Objective:
From the listing below, pull out the lines that hold "ниже".

[Saved data entries]
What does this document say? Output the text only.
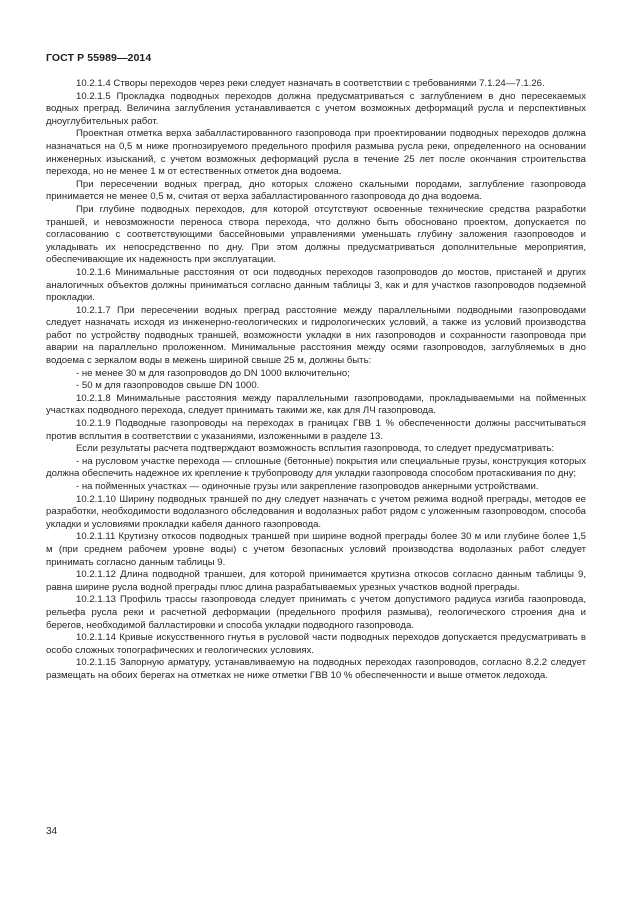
ГОСТ Р 55989—2014

10.2.1.4 Створы переходов через реки следует назначать в соответствии с требованиями 7.1.24—7.1.26.

10.2.1.5 Прокладка подводных переходов должна предусматриваться с заглублением в дно пересекаемых водных преград. Величина заглубления устанавливается с учетом возможных деформаций русла и перспективных дноуглубительных работ.

Проектная отметка верха забалластированного газопровода при проектировании подводных переходов должна назначаться на 0,5 м ниже прогнозируемого предельного профиля размыва русла реки, определенного на основании инженерных изысканий, с учетом возможных деформаций русла в течение 25 лет после окончания строительства перехода, но не менее 1 м от естественных отметок дна водоема.

При пересечении водных преград, дно которых сложено скальными породами, заглубление газопровода принимается не менее 0,5 м, считая от верха забалластированного газопровода до дна водоема.

При глубине подводных переходов, для которой отсутствуют освоенные технические средства разработки траншей, и невозможности переноса створа перехода, что должно быть обосновано проектом, допускается по согласованию с соответствующими бассейновыми управлениями уменьшать глубину заложения газопроводов и укладывать их непосредственно по дну. При этом должны предусматриваться дополнительные мероприятия, обеспечивающие их надежность при эксплуатации.

10.2.1.6 Минимальные расстояния от оси подводных переходов газопроводов до мостов, пристаней и других аналогичных объектов должны приниматься согласно данным таблицы 3, как и для участков газопроводов подземной прокладки.

10.2.1.7 При пересечении водных преград расстояние между параллельными подводными газопроводами следует назначать исходя из инженерно-геологических и гидрологических условий, а также из условий производства работ по устройству подводных траншей, возможности укладки в них газопроводов и сохранности газопровода при аварии на параллельно проложенном. Минимальные расстояния между осями газопроводов, заглубляемых в дно водоема с зеркалом воды в межень шириной свыше 25 м, должны быть:

- не менее 30 м для газопроводов до DN 1000 включительно;

- 50 м для газопроводов свыше DN 1000.

10.2.1.8 Минимальные расстояния между параллельными газопроводами, прокладываемыми на пойменных участках подводного перехода, следует принимать такими же, как для ЛЧ газопровода.

10.2.1.9 Подводные газопроводы на переходах в границах ГВВ 1 % обеспеченности должны рассчитываться против всплытия в соответствии с указаниями, изложенными в разделе 13.

Если результаты расчета подтверждают возможность всплытия газопровода, то следует предусматривать:

- на русловом участке перехода — сплошные (бетонные) покрытия или специальные грузы, конструкция которых должна обеспечить надежное их крепление к трубопроводу для укладки газопровода способом протаскивания по дну;

- на пойменных участках — одиночные грузы или закрепление газопроводов анкерными устройствами.

10.2.1.10 Ширину подводных траншей по дну следует назначать с учетом режима водной преграды, методов ее разработки, необходимости водолазного обследования и водолазных работ рядом с уложенным газопроводом, способа укладки и условиями прокладки кабеля данного газопровода.

10.2.1.11 Крутизну откосов подводных траншей при ширине водной преграды более 30 м или глубине более 1,5 м (при среднем рабочем уровне воды) с учетом безопасных условий производства водолазных работ следует принимать согласно данным таблицы 9.

10.2.1.12 Длина подводной траншеи, для которой принимается крутизна откосов согласно данным таблицы 9, равна ширине русла водной преграды плюс длина разрабатываемых урезных участков водной преграды.

10.2.1.13 Профиль трассы газопровода следует принимать с учетом допустимого радиуса изгиба газопровода, рельефа русла реки и расчетной деформации (предельного профиля размыва), геологического строения дна и берегов, необходимой балластировки и способа укладки подводного газопровода.

10.2.1.14 Кривые искусственного гнутья в русловой части подводных переходов допускается предусматривать в особо сложных топографических и геологических условиях.

10.2.1.15 Запорную арматуру, устанавливаемую на подводных переходах газопроводов, согласно 8.2.2 следует размещать на обоих берегах на отметках не ниже отметки ГВВ 10 % обеспеченности и выше отметок ледохода.

34
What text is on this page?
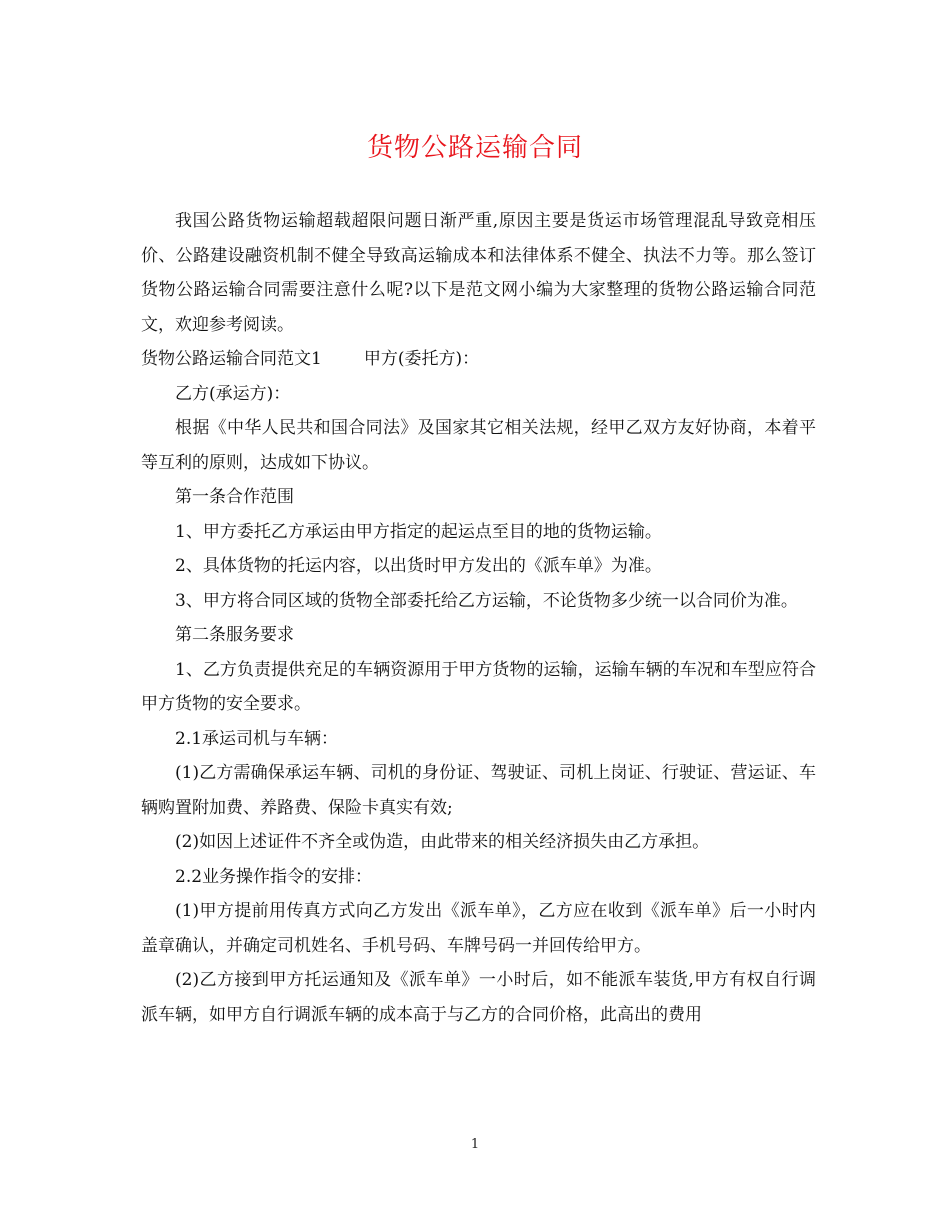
货物公路运输合同

我国公路货物运输超载超限问题日渐严重,原因主要是货运市场管理混乱导致竞相压价、公路建设融资机制不健全导致高运输成本和法律体系不健全、执法不力等。那么签订货物公路运输合同需要注意什么呢?以下是范文网小编为大家整理的货物公路运输合同范文，欢迎参考阅读。

货物公路运输合同范文1 甲方(委托方)：

乙方(承运方)：

根据《中华人民共和国合同法》及国家其它相关法规，经甲乙双方友好协商，本着平等互利的原则，达成如下协议。

第一条合作范围

1、甲方委托乙方承运由甲方指定的起运点至目的地的货物运输。

2、具体货物的托运内容，以出货时甲方发出的《派车单》为准。

3、甲方将合同区域的货物全部委托给乙方运输，不论货物多少统一以合同价为准。

第二条服务要求

1、乙方负责提供充足的车辆资源用于甲方货物的运输，运输车辆的车况和车型应符合甲方货物的安全要求。

2.1承运司机与车辆：

(1)乙方需确保承运车辆、司机的身份证、驾驶证、司机上岗证、行驶证、营运证、车辆购置附加费、养路费、保险卡真实有效;

(2)如因上述证件不齐全或伪造，由此带来的相关经济损失由乙方承担。

2.2业务操作指令的安排：

(1)甲方提前用传真方式向乙方发出《派车单》，乙方应在收到《派车单》后一小时内盖章确认，并确定司机姓名、手机号码、车牌号码一并回传给甲方。

(2)乙方接到甲方托运通知及《派车单》一小时后，如不能派车装货,甲方有权自行调派车辆，如甲方自行调派车辆的成本高于与乙方的合同价格，此高出的费用

1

Correct answer:
Проектная отметка верха забалластированного газопровода при проектировании подводных переходов должна назначаться на 0,5 м ниже прогнозируемого предельного профиля размыва русла реки, определенного на основании инженерных изысканий, с учетом возможных деформаций русла в течение 25 лет после окончания строительства перехода, но не менее 1 м от естественных отметок дна водоема.
10.2.1.15 Запорную арматуру, устанавливаемую на подводных переходах газопроводов, согласно 8.2.2 следует размещать на обоих берегах на отметках не ниже отметки ГВВ 10 % обеспеченности и выше отметок ледохода.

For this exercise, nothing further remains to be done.